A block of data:
++++++++++++++++++++
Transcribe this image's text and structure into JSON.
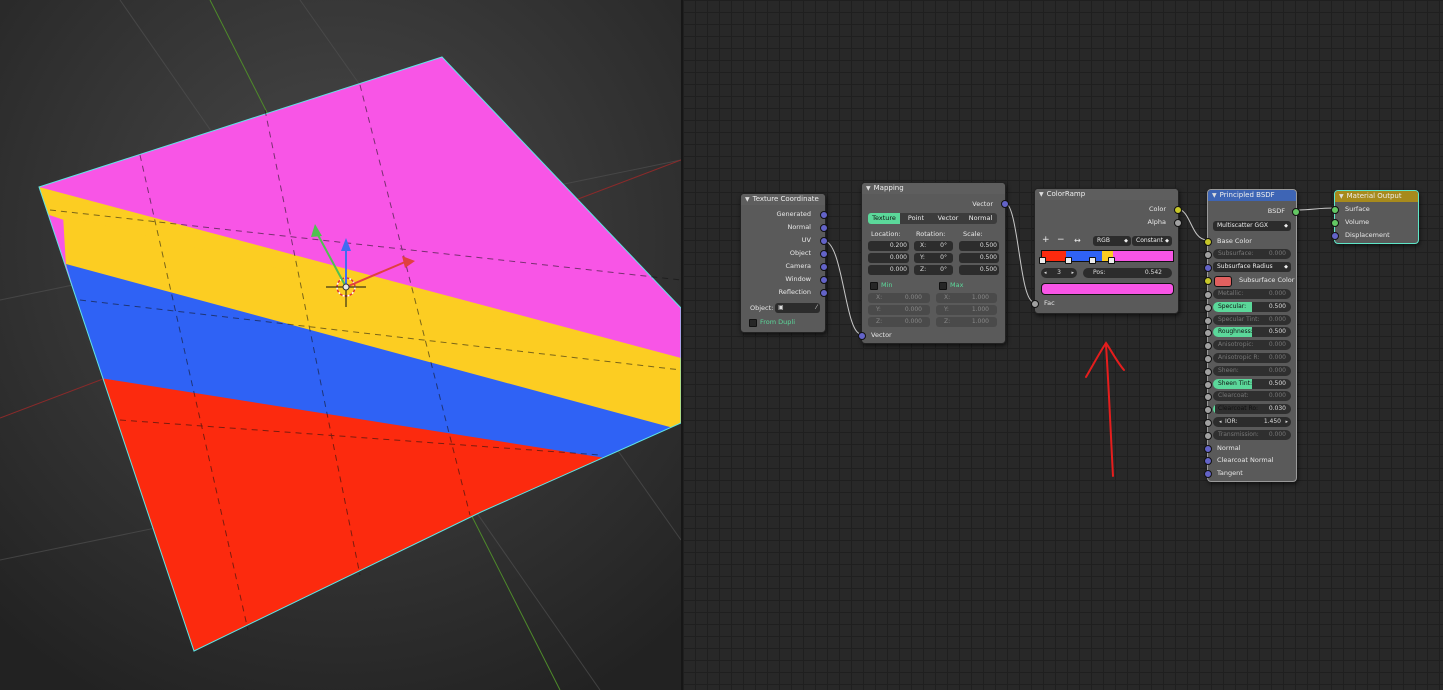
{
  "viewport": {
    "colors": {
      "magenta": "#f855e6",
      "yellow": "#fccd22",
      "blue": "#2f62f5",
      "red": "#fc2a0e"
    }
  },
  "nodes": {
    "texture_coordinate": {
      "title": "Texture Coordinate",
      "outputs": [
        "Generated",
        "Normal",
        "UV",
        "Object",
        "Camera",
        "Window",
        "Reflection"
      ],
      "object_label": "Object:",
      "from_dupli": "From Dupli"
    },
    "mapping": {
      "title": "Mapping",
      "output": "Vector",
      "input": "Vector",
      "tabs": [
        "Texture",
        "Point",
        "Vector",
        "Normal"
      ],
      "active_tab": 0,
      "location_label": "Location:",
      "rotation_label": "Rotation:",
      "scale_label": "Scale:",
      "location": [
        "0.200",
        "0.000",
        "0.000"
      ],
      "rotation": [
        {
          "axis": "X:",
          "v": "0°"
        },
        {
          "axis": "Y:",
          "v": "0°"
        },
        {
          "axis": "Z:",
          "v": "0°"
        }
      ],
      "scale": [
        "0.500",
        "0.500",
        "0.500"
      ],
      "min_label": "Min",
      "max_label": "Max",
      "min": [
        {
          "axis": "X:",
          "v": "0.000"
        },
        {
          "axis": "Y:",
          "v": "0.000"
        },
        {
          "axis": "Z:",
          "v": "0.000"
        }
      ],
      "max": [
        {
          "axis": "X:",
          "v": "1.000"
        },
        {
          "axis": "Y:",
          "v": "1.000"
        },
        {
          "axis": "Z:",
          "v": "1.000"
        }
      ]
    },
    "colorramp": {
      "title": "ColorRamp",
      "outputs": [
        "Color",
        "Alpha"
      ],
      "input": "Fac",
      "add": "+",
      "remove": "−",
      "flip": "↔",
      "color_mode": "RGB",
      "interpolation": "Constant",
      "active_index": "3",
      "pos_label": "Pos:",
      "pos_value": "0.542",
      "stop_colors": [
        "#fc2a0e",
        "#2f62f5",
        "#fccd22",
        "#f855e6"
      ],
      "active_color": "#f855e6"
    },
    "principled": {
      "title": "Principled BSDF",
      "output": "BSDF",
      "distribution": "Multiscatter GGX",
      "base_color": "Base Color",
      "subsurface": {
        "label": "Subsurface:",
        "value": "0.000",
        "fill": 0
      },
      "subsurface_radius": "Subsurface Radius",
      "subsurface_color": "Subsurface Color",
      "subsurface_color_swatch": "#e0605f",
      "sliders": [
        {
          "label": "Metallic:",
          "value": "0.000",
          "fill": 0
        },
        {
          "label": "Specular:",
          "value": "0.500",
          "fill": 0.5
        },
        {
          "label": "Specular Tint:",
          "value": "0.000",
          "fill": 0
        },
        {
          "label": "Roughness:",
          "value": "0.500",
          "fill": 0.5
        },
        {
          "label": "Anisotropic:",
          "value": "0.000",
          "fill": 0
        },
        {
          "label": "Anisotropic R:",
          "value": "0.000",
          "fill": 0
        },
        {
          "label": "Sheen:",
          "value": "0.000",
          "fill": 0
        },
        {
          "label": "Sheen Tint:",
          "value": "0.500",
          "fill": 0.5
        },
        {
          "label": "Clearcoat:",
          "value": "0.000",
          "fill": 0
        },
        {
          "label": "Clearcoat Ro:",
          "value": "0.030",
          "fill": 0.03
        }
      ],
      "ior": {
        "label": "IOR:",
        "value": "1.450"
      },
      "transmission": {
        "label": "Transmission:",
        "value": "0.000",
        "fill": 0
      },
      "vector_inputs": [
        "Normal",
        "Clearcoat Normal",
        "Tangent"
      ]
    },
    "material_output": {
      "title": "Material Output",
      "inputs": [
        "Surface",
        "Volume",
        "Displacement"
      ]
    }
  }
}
++++++++++++++++++++
The task: Omit the pictures. Transcribe every record exactly.

Written reply:
Transcribe this image's text and structure into JSON.
{
  "viewport": {
    "colors": {
      "magenta": "#f855e6",
      "yellow": "#fccd22",
      "blue": "#2f62f5",
      "red": "#fc2a0e"
    }
  },
  "nodes": {
    "texture_coordinate": {
      "title": "Texture Coordinate",
      "outputs": [
        "Generated",
        "Normal",
        "UV",
        "Object",
        "Camera",
        "Window",
        "Reflection"
      ],
      "object_label": "Object:",
      "from_dupli": "From Dupli"
    },
    "mapping": {
      "title": "Mapping",
      "output": "Vector",
      "input": "Vector",
      "tabs": [
        "Texture",
        "Point",
        "Vector",
        "Normal"
      ],
      "active_tab": 0,
      "location_label": "Location:",
      "rotation_label": "Rotation:",
      "scale_label": "Scale:",
      "location": [
        "0.200",
        "0.000",
        "0.000"
      ],
      "rotation": [
        {
          "axis": "X:",
          "v": "0°"
        },
        {
          "axis": "Y:",
          "v": "0°"
        },
        {
          "axis": "Z:",
          "v": "0°"
        }
      ],
      "scale": [
        "0.500",
        "0.500",
        "0.500"
      ],
      "min_label": "Min",
      "max_label": "Max",
      "min": [
        {
          "axis": "X:",
          "v": "0.000"
        },
        {
          "axis": "Y:",
          "v": "0.000"
        },
        {
          "axis": "Z:",
          "v": "0.000"
        }
      ],
      "max": [
        {
          "axis": "X:",
          "v": "1.000"
        },
        {
          "axis": "Y:",
          "v": "1.000"
        },
        {
          "axis": "Z:",
          "v": "1.000"
        }
      ]
    },
    "colorramp": {
      "title": "ColorRamp",
      "outputs": [
        "Color",
        "Alpha"
      ],
      "input": "Fac",
      "add": "+",
      "remove": "−",
      "flip": "↔",
      "color_mode": "RGB",
      "interpolation": "Constant",
      "active_index": "3",
      "pos_label": "Pos:",
      "pos_value": "0.542",
      "stop_colors": [
        "#fc2a0e",
        "#2f62f5",
        "#fccd22",
        "#f855e6"
      ],
      "active_color": "#f855e6"
    },
    "principled": {
      "title": "Principled BSDF",
      "output": "BSDF",
      "distribution": "Multiscatter GGX",
      "base_color": "Base Color",
      "subsurface": {
        "label": "Subsurface:",
        "value": "0.000",
        "fill": 0
      },
      "subsurface_radius": "Subsurface Radius",
      "subsurface_color": "Subsurface Color",
      "subsurface_color_swatch": "#e0605f",
      "sliders": [
        {
          "label": "Metallic:",
          "value": "0.000",
          "fill": 0
        },
        {
          "label": "Specular:",
          "value": "0.500",
          "fill": 0.5
        },
        {
          "label": "Specular Tint:",
          "value": "0.000",
          "fill": 0
        },
        {
          "label": "Roughness:",
          "value": "0.500",
          "fill": 0.5
        },
        {
          "label": "Anisotropic:",
          "value": "0.000",
          "fill": 0
        },
        {
          "label": "Anisotropic R:",
          "value": "0.000",
          "fill": 0
        },
        {
          "label": "Sheen:",
          "value": "0.000",
          "fill": 0
        },
        {
          "label": "Sheen Tint:",
          "value": "0.500",
          "fill": 0.5
        },
        {
          "label": "Clearcoat:",
          "value": "0.000",
          "fill": 0
        },
        {
          "label": "Clearcoat Ro:",
          "value": "0.030",
          "fill": 0.03
        }
      ],
      "ior": {
        "label": "IOR:",
        "value": "1.450"
      },
      "transmission": {
        "label": "Transmission:",
        "value": "0.000",
        "fill": 0
      },
      "vector_inputs": [
        "Normal",
        "Clearcoat Normal",
        "Tangent"
      ]
    },
    "material_output": {
      "title": "Material Output",
      "inputs": [
        "Surface",
        "Volume",
        "Displacement"
      ]
    }
  }
}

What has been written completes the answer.